WRITTEN INSTRUCTION: From the entries below, report how many lines contain the string "最后一米". Give only that number.

— Start of DATA EXCERPTS —

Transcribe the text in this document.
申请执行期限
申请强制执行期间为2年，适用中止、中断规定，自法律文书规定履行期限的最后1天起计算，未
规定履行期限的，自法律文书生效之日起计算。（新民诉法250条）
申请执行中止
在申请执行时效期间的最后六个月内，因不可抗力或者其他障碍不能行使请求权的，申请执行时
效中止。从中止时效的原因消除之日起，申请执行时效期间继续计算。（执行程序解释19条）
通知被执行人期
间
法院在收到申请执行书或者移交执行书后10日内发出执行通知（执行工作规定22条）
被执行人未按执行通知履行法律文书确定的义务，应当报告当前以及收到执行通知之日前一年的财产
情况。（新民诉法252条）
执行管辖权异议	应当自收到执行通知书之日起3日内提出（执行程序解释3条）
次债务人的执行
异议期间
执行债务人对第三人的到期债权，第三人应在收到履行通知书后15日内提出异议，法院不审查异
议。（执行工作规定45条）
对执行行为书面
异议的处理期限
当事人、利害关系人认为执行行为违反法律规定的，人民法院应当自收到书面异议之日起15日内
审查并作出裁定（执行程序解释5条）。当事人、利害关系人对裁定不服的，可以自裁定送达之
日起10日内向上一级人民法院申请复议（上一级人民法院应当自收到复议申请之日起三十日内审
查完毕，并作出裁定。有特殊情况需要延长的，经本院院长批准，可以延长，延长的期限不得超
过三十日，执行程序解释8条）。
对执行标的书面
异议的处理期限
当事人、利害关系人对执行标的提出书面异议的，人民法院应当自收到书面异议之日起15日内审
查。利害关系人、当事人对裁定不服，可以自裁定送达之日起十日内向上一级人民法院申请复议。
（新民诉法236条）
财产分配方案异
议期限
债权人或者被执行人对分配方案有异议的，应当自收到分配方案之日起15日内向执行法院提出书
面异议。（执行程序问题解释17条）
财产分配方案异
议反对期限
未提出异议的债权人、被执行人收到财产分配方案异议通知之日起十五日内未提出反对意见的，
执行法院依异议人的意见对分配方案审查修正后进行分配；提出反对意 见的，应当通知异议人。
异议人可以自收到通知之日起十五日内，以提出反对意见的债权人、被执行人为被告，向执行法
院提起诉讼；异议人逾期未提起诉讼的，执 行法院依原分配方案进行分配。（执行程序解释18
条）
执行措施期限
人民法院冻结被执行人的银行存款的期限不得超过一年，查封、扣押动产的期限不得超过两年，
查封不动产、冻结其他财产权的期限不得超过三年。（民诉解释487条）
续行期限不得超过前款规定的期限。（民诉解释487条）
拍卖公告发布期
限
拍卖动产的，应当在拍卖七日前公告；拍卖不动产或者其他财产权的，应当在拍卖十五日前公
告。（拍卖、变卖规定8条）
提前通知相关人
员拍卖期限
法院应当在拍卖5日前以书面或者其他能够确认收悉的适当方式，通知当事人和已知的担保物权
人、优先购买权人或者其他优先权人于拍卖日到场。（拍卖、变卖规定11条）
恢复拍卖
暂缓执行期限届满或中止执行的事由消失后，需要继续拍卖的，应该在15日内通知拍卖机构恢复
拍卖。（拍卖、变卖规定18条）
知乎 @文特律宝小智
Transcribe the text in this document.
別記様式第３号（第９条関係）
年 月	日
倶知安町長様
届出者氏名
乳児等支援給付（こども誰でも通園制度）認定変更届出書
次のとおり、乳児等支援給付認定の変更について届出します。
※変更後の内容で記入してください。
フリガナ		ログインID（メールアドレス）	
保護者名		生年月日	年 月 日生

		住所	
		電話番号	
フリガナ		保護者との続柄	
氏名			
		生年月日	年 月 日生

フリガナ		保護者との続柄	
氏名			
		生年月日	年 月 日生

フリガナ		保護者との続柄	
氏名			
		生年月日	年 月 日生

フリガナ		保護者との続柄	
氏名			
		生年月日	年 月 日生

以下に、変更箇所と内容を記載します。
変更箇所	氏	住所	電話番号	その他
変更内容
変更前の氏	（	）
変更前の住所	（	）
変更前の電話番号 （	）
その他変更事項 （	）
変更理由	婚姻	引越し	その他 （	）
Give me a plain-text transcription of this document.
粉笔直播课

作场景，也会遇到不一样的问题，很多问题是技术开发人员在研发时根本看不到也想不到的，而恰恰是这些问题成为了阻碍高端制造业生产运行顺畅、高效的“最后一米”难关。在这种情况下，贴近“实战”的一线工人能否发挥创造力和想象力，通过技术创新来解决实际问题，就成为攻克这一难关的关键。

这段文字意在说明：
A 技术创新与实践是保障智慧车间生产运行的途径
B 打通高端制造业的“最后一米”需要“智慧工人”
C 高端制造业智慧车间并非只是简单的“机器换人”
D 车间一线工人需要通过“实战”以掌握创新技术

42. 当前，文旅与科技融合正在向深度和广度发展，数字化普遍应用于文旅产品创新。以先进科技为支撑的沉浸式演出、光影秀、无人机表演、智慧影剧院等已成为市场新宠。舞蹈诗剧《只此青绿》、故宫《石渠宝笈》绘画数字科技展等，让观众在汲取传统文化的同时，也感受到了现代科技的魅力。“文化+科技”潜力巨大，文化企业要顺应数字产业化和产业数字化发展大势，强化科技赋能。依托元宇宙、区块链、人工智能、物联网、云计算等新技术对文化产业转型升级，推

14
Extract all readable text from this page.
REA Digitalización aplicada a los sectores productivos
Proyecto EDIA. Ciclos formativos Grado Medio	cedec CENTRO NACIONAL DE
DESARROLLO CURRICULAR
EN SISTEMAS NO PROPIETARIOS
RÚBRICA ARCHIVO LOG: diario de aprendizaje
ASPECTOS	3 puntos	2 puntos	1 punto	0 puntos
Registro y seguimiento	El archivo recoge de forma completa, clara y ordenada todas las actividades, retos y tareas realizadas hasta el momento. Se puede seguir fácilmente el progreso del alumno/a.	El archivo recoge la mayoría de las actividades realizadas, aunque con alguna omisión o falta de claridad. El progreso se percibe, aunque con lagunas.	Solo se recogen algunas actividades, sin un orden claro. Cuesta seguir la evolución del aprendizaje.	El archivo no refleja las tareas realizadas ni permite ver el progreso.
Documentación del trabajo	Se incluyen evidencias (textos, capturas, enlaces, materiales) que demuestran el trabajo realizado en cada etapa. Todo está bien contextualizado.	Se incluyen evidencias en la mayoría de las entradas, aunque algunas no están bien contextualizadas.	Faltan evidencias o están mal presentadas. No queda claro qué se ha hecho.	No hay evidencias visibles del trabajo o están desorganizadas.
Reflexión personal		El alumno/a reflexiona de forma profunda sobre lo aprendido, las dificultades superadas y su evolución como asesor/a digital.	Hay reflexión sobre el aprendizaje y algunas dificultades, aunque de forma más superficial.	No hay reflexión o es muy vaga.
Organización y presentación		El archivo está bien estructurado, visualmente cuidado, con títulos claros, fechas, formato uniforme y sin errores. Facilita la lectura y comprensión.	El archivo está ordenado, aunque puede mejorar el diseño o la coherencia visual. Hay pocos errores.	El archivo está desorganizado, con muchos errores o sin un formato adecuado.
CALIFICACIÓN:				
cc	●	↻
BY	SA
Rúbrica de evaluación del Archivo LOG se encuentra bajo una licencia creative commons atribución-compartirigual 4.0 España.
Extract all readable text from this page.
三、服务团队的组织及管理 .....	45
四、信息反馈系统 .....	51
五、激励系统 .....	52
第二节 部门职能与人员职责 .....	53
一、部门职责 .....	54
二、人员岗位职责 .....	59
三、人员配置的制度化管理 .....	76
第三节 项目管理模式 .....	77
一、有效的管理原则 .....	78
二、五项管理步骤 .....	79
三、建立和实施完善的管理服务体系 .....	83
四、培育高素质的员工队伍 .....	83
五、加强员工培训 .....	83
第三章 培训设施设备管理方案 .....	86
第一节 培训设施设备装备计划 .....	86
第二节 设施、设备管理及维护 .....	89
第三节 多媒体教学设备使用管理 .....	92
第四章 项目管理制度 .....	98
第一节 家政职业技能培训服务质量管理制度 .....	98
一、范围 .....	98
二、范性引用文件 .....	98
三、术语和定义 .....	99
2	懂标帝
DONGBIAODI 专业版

— End of DATA EXCERPTS —

COMPLETE RESPONSE: 2